** start of INPUT **

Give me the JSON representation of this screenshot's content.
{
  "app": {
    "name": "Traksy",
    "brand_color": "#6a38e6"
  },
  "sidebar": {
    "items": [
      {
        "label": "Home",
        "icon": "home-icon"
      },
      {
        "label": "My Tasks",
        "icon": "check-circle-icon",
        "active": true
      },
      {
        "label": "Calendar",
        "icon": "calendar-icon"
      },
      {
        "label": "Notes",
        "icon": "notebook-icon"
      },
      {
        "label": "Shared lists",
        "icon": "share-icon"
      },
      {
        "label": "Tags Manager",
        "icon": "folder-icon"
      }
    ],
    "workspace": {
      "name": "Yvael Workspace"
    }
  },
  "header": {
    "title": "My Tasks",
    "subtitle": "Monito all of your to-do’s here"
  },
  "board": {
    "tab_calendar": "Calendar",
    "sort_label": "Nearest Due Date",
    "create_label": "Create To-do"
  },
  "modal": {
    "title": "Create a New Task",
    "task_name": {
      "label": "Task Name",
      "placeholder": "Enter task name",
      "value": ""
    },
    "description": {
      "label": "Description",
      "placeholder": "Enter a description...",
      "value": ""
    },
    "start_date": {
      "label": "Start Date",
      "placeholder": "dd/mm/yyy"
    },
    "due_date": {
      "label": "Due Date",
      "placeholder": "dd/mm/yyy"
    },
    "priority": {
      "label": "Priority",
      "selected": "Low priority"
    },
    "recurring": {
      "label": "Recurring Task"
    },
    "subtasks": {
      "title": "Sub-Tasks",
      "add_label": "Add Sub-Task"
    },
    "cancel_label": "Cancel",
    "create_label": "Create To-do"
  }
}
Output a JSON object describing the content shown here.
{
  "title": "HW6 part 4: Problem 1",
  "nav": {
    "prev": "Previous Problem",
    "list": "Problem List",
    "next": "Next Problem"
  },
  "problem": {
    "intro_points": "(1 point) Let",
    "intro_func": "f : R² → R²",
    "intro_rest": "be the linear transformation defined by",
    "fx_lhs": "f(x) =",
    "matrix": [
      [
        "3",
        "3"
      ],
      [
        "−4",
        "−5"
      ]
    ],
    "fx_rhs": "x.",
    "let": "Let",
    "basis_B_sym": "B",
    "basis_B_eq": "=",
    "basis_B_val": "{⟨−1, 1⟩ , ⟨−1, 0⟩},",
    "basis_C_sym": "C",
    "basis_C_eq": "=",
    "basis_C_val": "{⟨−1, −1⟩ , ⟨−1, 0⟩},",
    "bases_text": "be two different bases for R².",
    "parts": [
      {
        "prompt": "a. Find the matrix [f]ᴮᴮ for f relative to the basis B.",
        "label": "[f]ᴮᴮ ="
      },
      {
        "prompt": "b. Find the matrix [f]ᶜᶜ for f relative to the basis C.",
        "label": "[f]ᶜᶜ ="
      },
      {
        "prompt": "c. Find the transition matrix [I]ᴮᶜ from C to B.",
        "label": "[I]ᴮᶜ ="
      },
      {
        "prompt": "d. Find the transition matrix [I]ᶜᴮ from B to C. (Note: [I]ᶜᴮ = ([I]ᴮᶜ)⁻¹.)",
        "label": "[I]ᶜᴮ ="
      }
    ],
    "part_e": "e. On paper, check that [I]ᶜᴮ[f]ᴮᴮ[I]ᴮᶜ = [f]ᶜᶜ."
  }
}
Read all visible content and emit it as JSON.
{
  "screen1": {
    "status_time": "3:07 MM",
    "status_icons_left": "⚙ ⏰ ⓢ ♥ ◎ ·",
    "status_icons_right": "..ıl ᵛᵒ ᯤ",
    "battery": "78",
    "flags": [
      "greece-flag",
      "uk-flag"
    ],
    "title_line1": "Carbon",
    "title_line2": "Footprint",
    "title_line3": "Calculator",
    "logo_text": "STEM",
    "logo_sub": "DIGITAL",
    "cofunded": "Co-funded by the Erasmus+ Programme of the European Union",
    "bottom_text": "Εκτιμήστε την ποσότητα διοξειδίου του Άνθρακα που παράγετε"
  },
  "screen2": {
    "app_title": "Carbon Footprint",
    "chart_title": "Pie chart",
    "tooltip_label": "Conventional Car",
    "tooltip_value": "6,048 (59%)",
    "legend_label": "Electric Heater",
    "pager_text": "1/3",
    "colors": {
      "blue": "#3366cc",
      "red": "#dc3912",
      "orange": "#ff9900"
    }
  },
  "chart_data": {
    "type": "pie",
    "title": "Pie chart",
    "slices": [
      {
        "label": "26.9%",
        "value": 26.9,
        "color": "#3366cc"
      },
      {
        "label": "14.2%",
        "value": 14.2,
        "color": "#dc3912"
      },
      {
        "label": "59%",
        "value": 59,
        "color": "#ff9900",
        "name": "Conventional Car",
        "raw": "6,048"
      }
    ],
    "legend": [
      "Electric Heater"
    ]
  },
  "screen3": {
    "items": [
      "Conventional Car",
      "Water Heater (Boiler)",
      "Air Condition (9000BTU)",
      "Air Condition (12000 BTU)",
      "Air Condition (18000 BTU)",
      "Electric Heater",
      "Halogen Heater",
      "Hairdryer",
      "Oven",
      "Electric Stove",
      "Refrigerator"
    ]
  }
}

** end of INPUT **

• REQUIRED TASK:
Repeat the entries above exactly, leaving nothing out.

• EXERCISE OUTPUT:
Give me the JSON representation of this screenshot's content.
{
  "app": {
    "name": "Traksy",
    "brand_color": "#6a38e6"
  },
  "sidebar": {
    "items": [
      {
        "label": "Home",
        "icon": "home-icon"
      },
      {
        "label": "My Tasks",
        "icon": "check-circle-icon",
        "active": true
      },
      {
        "label": "Calendar",
        "icon": "calendar-icon"
      },
      {
        "label": "Notes",
        "icon": "notebook-icon"
      },
      {
        "label": "Shared lists",
        "icon": "share-icon"
      },
      {
        "label": "Tags Manager",
        "icon": "folder-icon"
      }
    ],
    "workspace": {
      "name": "Yvael Workspace"
    }
  },
  "header": {
    "title": "My Tasks",
    "subtitle": "Monito all of your to-do’s here"
  },
  "board": {
    "tab_calendar": "Calendar",
    "sort_label": "Nearest Due Date",
    "create_label": "Create To-do"
  },
  "modal": {
    "title": "Create a New Task",
    "task_name": {
      "label": "Task Name",
      "placeholder": "Enter task name",
      "value": ""
    },
    "description": {
      "label": "Description",
      "placeholder": "Enter a description...",
      "value": ""
    },
    "start_date": {
      "label": "Start Date",
      "placeholder": "dd/mm/yyy"
    },
    "due_date": {
      "label": "Due Date",
      "placeholder": "dd/mm/yyy"
    },
    "priority": {
      "label": "Priority",
      "selected": "Low priority"
    },
    "recurring": {
      "label": "Recurring Task"
    },
    "subtasks": {
      "title": "Sub-Tasks",
      "add_label": "Add Sub-Task"
    },
    "cancel_label": "Cancel",
    "create_label": "Create To-do"
  }
}
Output a JSON object describing the content shown here.
{
  "title": "HW6 part 4: Problem 1",
  "nav": {
    "prev": "Previous Problem",
    "list": "Problem List",
    "next": "Next Problem"
  },
  "problem": {
    "intro_points": "(1 point) Let",
    "intro_func": "f : R² → R²",
    "intro_rest": "be the linear transformation defined by",
    "fx_lhs": "f(x) =",
    "matrix": [
      [
        "3",
        "3"
      ],
      [
        "−4",
        "−5"
      ]
    ],
    "fx_rhs": "x.",
    "let": "Let",
    "basis_B_sym": "B",
    "basis_B_eq": "=",
    "basis_B_val": "{⟨−1, 1⟩ , ⟨−1, 0⟩},",
    "basis_C_sym": "C",
    "basis_C_eq": "=",
    "basis_C_val": "{⟨−1, −1⟩ , ⟨−1, 0⟩},",
    "bases_text": "be two different bases for R².",
    "parts": [
      {
        "prompt": "a. Find the matrix [f]ᴮᴮ for f relative to the basis B.",
        "label": "[f]ᴮᴮ ="
      },
      {
        "prompt": "b. Find the matrix [f]ᶜᶜ for f relative to the basis C.",
        "label": "[f]ᶜᶜ ="
      },
      {
        "prompt": "c. Find the transition matrix [I]ᴮᶜ from C to B.",
        "label": "[I]ᴮᶜ ="
      },
      {
        "prompt": "d. Find the transition matrix [I]ᶜᴮ from B to C. (Note: [I]ᶜᴮ = ([I]ᴮᶜ)⁻¹.)",
        "label": "[I]ᶜᴮ ="
      }
    ],
    "part_e": "e. On paper, check that [I]ᶜᴮ[f]ᴮᴮ[I]ᴮᶜ = [f]ᶜᶜ."
  }
}
Read all visible content and emit it as JSON.
{
  "screen1": {
    "status_time": "3:07 MM",
    "status_icons_left": "⚙ ⏰ ⓢ ♥ ◎ ·",
    "status_icons_right": "..ıl ᵛᵒ ᯤ",
    "battery": "78",
    "flags": [
      "greece-flag",
      "uk-flag"
    ],
    "title_line1": "Carbon",
    "title_line2": "Footprint",
    "title_line3": "Calculator",
    "logo_text": "STEM",
    "logo_sub": "DIGITAL",
    "cofunded": "Co-funded by the Erasmus+ Programme of the European Union",
    "bottom_text": "Εκτιμήστε την ποσότητα διοξειδίου του Άνθρακα που παράγετε"
  },
  "screen2": {
    "app_title": "Carbon Footprint",
    "chart_title": "Pie chart",
    "tooltip_label": "Conventional Car",
    "tooltip_value": "6,048 (59%)",
    "legend_label": "Electric Heater",
    "pager_text": "1/3",
    "colors": {
      "blue": "#3366cc",
      "red": "#dc3912",
      "orange": "#ff9900"
    }
  },
  "chart_data": {
    "type": "pie",
    "title": "Pie chart",
    "slices": [
      {
        "label": "26.9%",
        "value": 26.9,
        "color": "#3366cc"
      },
      {
        "label": "14.2%",
        "value": 14.2,
        "color": "#dc3912"
      },
      {
        "label": "59%",
        "value": 59,
        "color": "#ff9900",
        "name": "Conventional Car",
        "raw": "6,048"
      }
    ],
    "legend": [
      "Electric Heater"
    ]
  },
  "screen3": {
    "items": [
      "Conventional Car",
      "Water Heater (Boiler)",
      "Air Condition (9000BTU)",
      "Air Condition (12000 BTU)",
      "Air Condition (18000 BTU)",
      "Electric Heater",
      "Halogen Heater",
      "Hairdryer",
      "Oven",
      "Electric Stove",
      "Refrigerator"
    ]
  }
}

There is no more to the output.